## Goal
Exclude images, then output the remaining data verbatim.

Data items:
━━━━━━━━━━

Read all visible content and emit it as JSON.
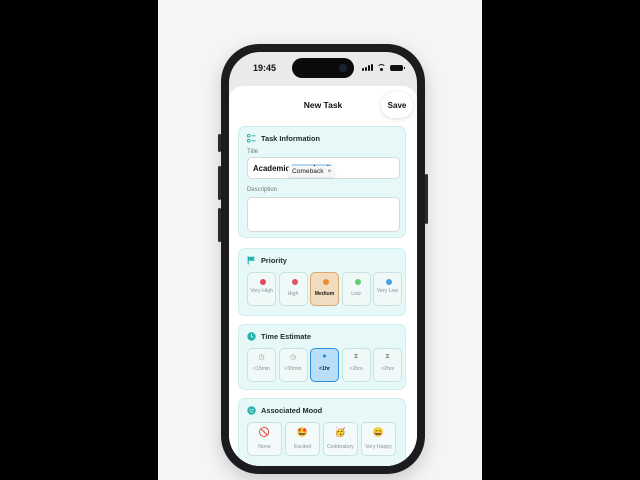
{
  "status_bar": {
    "time": "19:45"
  },
  "nav": {
    "title": "New Task",
    "save_label": "Save"
  },
  "task_information": {
    "heading": "Task Information",
    "title_label": "Title",
    "title_value_plain": "Academic ",
    "title_value_selected": "comeback",
    "suggestion": "Comeback",
    "suggestion_close": "×",
    "description_label": "Description",
    "description_value": ""
  },
  "priority": {
    "heading": "Priority",
    "options": [
      {
        "label": "Very High",
        "color": "#e0475a",
        "selected": false
      },
      {
        "label": "High",
        "color": "#e05566",
        "selected": false
      },
      {
        "label": "Medium",
        "color": "#ef8a2e",
        "selected": true
      },
      {
        "label": "Low",
        "color": "#5ccf73",
        "selected": false
      },
      {
        "label": "Very Low",
        "color": "#4a9fe0",
        "selected": false
      }
    ]
  },
  "time_estimate": {
    "heading": "Time Estimate",
    "options": [
      {
        "label": "<15min",
        "icon": "clock-icon",
        "selected": false
      },
      {
        "label": "<30min",
        "icon": "clock-icon",
        "selected": false
      },
      {
        "label": "<1hr",
        "icon": "clock-icon",
        "selected": true
      },
      {
        "label": "<2hrs",
        "icon": "hourglass-icon",
        "selected": false
      },
      {
        "label": "<2hrs",
        "icon": "hourglass-icon",
        "selected": false
      }
    ]
  },
  "associated_mood": {
    "heading": "Associated Mood",
    "options": [
      {
        "label": "None",
        "emoji": "🚫"
      },
      {
        "label": "Excited",
        "emoji": "🤩"
      },
      {
        "label": "Celebratory",
        "emoji": "🥳"
      },
      {
        "label": "Very Happy",
        "emoji": "😄"
      }
    ]
  },
  "colors": {
    "accent": "#25b3ad",
    "card_bg": "#e6f8f7",
    "selected_priority": "#f1dcc0",
    "selected_time": "#b9def7"
  }
}
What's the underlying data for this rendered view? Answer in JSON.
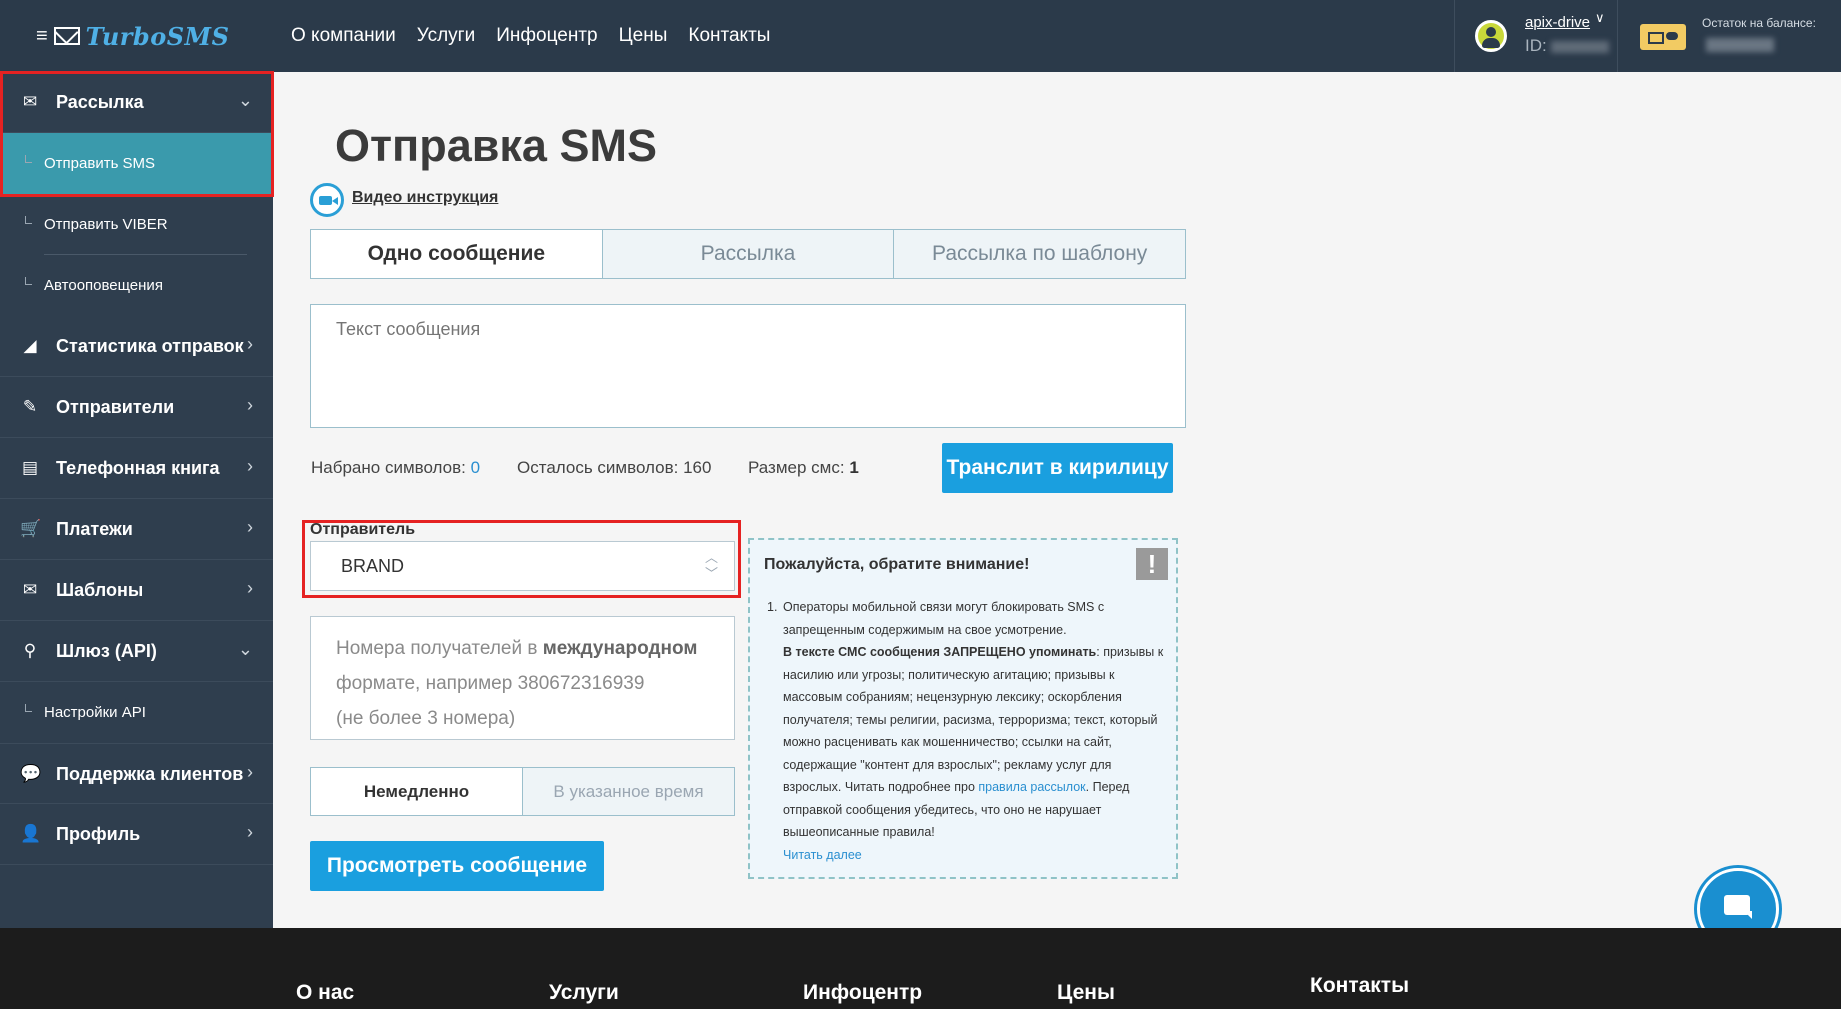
{
  "header": {
    "logo_text": "TurboSMS",
    "nav": [
      "О компании",
      "Услуги",
      "Инфоцентр",
      "Цены",
      "Контакты"
    ],
    "user": {
      "name": "apix-drive",
      "id_label": "ID:"
    },
    "balance_label": "Остаток на балансе:"
  },
  "sidebar": {
    "groups": [
      {
        "label": "Рассылка",
        "icon": "envelope-icon"
      },
      {
        "label": "Статистика отправок",
        "icon": "chart-icon"
      },
      {
        "label": "Отправители",
        "icon": "feather-icon"
      },
      {
        "label": "Телефонная книга",
        "icon": "phonebook-icon"
      },
      {
        "label": "Платежи",
        "icon": "cart-icon"
      },
      {
        "label": "Шаблоны",
        "icon": "template-envelope-icon"
      },
      {
        "label": "Шлюз (API)",
        "icon": "network-icon"
      },
      {
        "label": "Поддержка клиентов",
        "icon": "chat-icon"
      },
      {
        "label": "Профиль",
        "icon": "user-icon"
      }
    ],
    "sub_mailing": [
      "Отправить SMS",
      "Отправить VIBER",
      "Автооповещения"
    ],
    "sub_api": [
      "Настройки API"
    ]
  },
  "main": {
    "title": "Отправка SMS",
    "video_link": "Видео инструкция",
    "tabs": [
      "Одно сообщение",
      "Рассылка",
      "Рассылка по шаблону"
    ],
    "message_placeholder": "Текст сообщения",
    "stats": {
      "typed_label": "Набрано символов:",
      "typed_value": "0",
      "left_label": "Осталось символов:",
      "left_value": "160",
      "size_label": "Размер смс:",
      "size_value": "1"
    },
    "translit_button": "Транслит в кирилицу",
    "sender": {
      "label": "Отправитель",
      "value": "BRAND"
    },
    "recipients": {
      "part1": "Номера получателей в ",
      "bold": "международном",
      "part2": "формате, например 380672316939",
      "part3": "(не более 3 номера)"
    },
    "timing": [
      "Немедленно",
      "В указанное время"
    ],
    "preview_button": "Просмотреть сообщение"
  },
  "notice": {
    "title": "Пожалуйста, обратите внимание!",
    "alert_glyph": "!",
    "item_number": "1.",
    "line1": "Операторы мобильной связи могут блокировать SMS с",
    "line2": "запрещенным содержимым на свое усмотрение.",
    "bold": "В тексте СМС сообщения ЗАПРЕЩЕНО упоминать",
    "line3": ": призывы к",
    "line4": "насилию или угрозы; политическую агитацию; призывы к",
    "line5": "массовым собраниям; нецензурную лексику; оскорбления",
    "line6": "получателя; темы религии, расизма, терроризма; текст, который",
    "line7": "можно расценивать как мошенничество; ссылки на сайт,",
    "line8": "содержащие \"контент для взрослых\"; рекламу услуг для",
    "line9a": "взрослых. Читать подробнее про ",
    "link": "правила рассылок",
    "line9b": ". Перед",
    "line10": "отправкой сообщения убедитесь, что оно не нарушает",
    "line11": "вышеописанные правила!",
    "read_more": "Читать далее"
  },
  "footer": {
    "columns": [
      "О нас",
      "Услуги",
      "Инфоцентр",
      "Цены",
      "Контакты"
    ]
  },
  "colors": {
    "topbar": "#2b3a4a",
    "sidebar": "#2f3e4e",
    "active_sub": "#3a9aac",
    "primary_button": "#1a9fdf",
    "highlight_box": "#e52222"
  }
}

━━━━━━━━━━

## Result of this task
Read all visible content and emit it as JSON.
{
  "status_bar": {
    "time": "19:45"
  },
  "nav": {
    "title": "New Task",
    "save_label": "Save"
  },
  "task_information": {
    "heading": "Task Information",
    "title_label": "Title",
    "title_value_plain": "Academic ",
    "title_value_selected": "comeback",
    "suggestion": "Comeback",
    "suggestion_close": "×",
    "description_label": "Description",
    "description_value": ""
  },
  "priority": {
    "heading": "Priority",
    "options": [
      {
        "label": "Very High",
        "color": "#e0475a",
        "selected": false
      },
      {
        "label": "High",
        "color": "#e05566",
        "selected": false
      },
      {
        "label": "Medium",
        "color": "#ef8a2e",
        "selected": true
      },
      {
        "label": "Low",
        "color": "#5ccf73",
        "selected": false
      },
      {
        "label": "Very Low",
        "color": "#4a9fe0",
        "selected": false
      }
    ]
  },
  "time_estimate": {
    "heading": "Time Estimate",
    "options": [
      {
        "label": "<15min",
        "icon": "clock-icon",
        "selected": false
      },
      {
        "label": "<30min",
        "icon": "clock-icon",
        "selected": false
      },
      {
        "label": "<1hr",
        "icon": "clock-icon",
        "selected": true
      },
      {
        "label": "<2hrs",
        "icon": "hourglass-icon",
        "selected": false
      },
      {
        "label": "<2hrs",
        "icon": "hourglass-icon",
        "selected": false
      }
    ]
  },
  "associated_mood": {
    "heading": "Associated Mood",
    "options": [
      {
        "label": "None",
        "emoji": "🚫"
      },
      {
        "label": "Excited",
        "emoji": "🤩"
      },
      {
        "label": "Celebratory",
        "emoji": "🥳"
      },
      {
        "label": "Very Happy",
        "emoji": "😄"
      }
    ]
  },
  "colors": {
    "accent": "#25b3ad",
    "card_bg": "#e6f8f7",
    "selected_priority": "#f1dcc0",
    "selected_time": "#b9def7"
  }
}
What's the underlying data for this rendered view? Answer in JSON.
{
  "header": {
    "logo_text": "TurboSMS",
    "nav": [
      "О компании",
      "Услуги",
      "Инфоцентр",
      "Цены",
      "Контакты"
    ],
    "user": {
      "name": "apix-drive",
      "id_label": "ID:"
    },
    "balance_label": "Остаток на балансе:"
  },
  "sidebar": {
    "groups": [
      {
        "label": "Рассылка",
        "icon": "envelope-icon"
      },
      {
        "label": "Статистика отправок",
        "icon": "chart-icon"
      },
      {
        "label": "Отправители",
        "icon": "feather-icon"
      },
      {
        "label": "Телефонная книга",
        "icon": "phonebook-icon"
      },
      {
        "label": "Платежи",
        "icon": "cart-icon"
      },
      {
        "label": "Шаблоны",
        "icon": "template-envelope-icon"
      },
      {
        "label": "Шлюз (API)",
        "icon": "network-icon"
      },
      {
        "label": "Поддержка клиентов",
        "icon": "chat-icon"
      },
      {
        "label": "Профиль",
        "icon": "user-icon"
      }
    ],
    "sub_mailing": [
      "Отправить SMS",
      "Отправить VIBER",
      "Автооповещения"
    ],
    "sub_api": [
      "Настройки API"
    ]
  },
  "main": {
    "title": "Отправка SMS",
    "video_link": "Видео инструкция",
    "tabs": [
      "Одно сообщение",
      "Рассылка",
      "Рассылка по шаблону"
    ],
    "message_placeholder": "Текст сообщения",
    "stats": {
      "typed_label": "Набрано символов:",
      "typed_value": "0",
      "left_label": "Осталось символов:",
      "left_value": "160",
      "size_label": "Размер смс:",
      "size_value": "1"
    },
    "translit_button": "Транслит в кирилицу",
    "sender": {
      "label": "Отправитель",
      "value": "BRAND"
    },
    "recipients": {
      "part1": "Номера получателей в ",
      "bold": "международном",
      "part2": "формате, например 380672316939",
      "part3": "(не более 3 номера)"
    },
    "timing": [
      "Немедленно",
      "В указанное время"
    ],
    "preview_button": "Просмотреть сообщение"
  },
  "notice": {
    "title": "Пожалуйста, обратите внимание!",
    "alert_glyph": "!",
    "item_number": "1.",
    "line1": "Операторы мобильной связи могут блокировать SMS с",
    "line2": "запрещенным содержимым на свое усмотрение.",
    "bold": "В тексте СМС сообщения ЗАПРЕЩЕНО упоминать",
    "line3": ": призывы к",
    "line4": "насилию или угрозы; политическую агитацию; призывы к",
    "line5": "массовым собраниям; нецензурную лексику; оскорбления",
    "line6": "получателя; темы религии, расизма, терроризма; текст, который",
    "line7": "можно расценивать как мошенничество; ссылки на сайт,",
    "line8": "содержащие \"контент для взрослых\"; рекламу услуг для",
    "line9a": "взрослых. Читать подробнее про ",
    "link": "правила рассылок",
    "line9b": ". Перед",
    "line10": "отправкой сообщения убедитесь, что оно не нарушает",
    "line11": "вышеописанные правила!",
    "read_more": "Читать далее"
  },
  "footer": {
    "columns": [
      "О нас",
      "Услуги",
      "Инфоцентр",
      "Цены",
      "Контакты"
    ]
  },
  "colors": {
    "topbar": "#2b3a4a",
    "sidebar": "#2f3e4e",
    "active_sub": "#3a9aac",
    "primary_button": "#1a9fdf",
    "highlight_box": "#e52222"
  }
}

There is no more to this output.